--- Data for this exercise ---

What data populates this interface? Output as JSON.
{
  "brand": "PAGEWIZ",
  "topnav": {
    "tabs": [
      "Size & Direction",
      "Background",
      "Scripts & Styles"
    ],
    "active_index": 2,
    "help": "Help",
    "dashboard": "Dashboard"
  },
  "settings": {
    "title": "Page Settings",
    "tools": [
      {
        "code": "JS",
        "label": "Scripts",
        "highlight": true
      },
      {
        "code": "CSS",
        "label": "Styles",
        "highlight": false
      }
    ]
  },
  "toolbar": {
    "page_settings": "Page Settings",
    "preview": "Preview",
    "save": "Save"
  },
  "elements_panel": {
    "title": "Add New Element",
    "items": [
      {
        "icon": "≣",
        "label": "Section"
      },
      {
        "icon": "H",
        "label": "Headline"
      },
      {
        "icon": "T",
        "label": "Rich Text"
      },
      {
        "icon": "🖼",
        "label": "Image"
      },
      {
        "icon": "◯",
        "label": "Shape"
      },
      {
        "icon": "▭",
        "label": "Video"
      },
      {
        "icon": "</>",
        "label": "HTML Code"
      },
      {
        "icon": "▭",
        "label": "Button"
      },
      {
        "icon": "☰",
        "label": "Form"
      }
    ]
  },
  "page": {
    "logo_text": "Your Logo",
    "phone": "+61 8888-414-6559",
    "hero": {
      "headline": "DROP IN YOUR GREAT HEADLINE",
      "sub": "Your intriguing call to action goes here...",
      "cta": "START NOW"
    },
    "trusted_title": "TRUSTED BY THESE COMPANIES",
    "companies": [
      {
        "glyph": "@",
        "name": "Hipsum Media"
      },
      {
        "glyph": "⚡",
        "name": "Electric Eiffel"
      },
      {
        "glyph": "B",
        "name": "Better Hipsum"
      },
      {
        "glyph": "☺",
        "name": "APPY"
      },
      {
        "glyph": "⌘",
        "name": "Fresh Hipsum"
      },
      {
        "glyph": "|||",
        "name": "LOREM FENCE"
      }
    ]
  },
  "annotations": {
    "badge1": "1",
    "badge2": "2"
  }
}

---

Reproduce each line verbatim.

Task answer
What data populates this interface? Output as JSON.
{
  "brand": "PAGEWIZ",
  "topnav": {
    "tabs": [
      "Size & Direction",
      "Background",
      "Scripts & Styles"
    ],
    "active_index": 2,
    "help": "Help",
    "dashboard": "Dashboard"
  },
  "settings": {
    "title": "Page Settings",
    "tools": [
      {
        "code": "JS",
        "label": "Scripts",
        "highlight": true
      },
      {
        "code": "CSS",
        "label": "Styles",
        "highlight": false
      }
    ]
  },
  "toolbar": {
    "page_settings": "Page Settings",
    "preview": "Preview",
    "save": "Save"
  },
  "elements_panel": {
    "title": "Add New Element",
    "items": [
      {
        "icon": "≣",
        "label": "Section"
      },
      {
        "icon": "H",
        "label": "Headline"
      },
      {
        "icon": "T",
        "label": "Rich Text"
      },
      {
        "icon": "🖼",
        "label": "Image"
      },
      {
        "icon": "◯",
        "label": "Shape"
      },
      {
        "icon": "▭",
        "label": "Video"
      },
      {
        "icon": "</>",
        "label": "HTML Code"
      },
      {
        "icon": "▭",
        "label": "Button"
      },
      {
        "icon": "☰",
        "label": "Form"
      }
    ]
  },
  "page": {
    "logo_text": "Your Logo",
    "phone": "+61 8888-414-6559",
    "hero": {
      "headline": "DROP IN YOUR GREAT HEADLINE",
      "sub": "Your intriguing call to action goes here...",
      "cta": "START NOW"
    },
    "trusted_title": "TRUSTED BY THESE COMPANIES",
    "companies": [
      {
        "glyph": "@",
        "name": "Hipsum Media"
      },
      {
        "glyph": "⚡",
        "name": "Electric Eiffel"
      },
      {
        "glyph": "B",
        "name": "Better Hipsum"
      },
      {
        "glyph": "☺",
        "name": "APPY"
      },
      {
        "glyph": "⌘",
        "name": "Fresh Hipsum"
      },
      {
        "glyph": "|||",
        "name": "LOREM FENCE"
      }
    ]
  },
  "annotations": {
    "badge1": "1",
    "badge2": "2"
  }
}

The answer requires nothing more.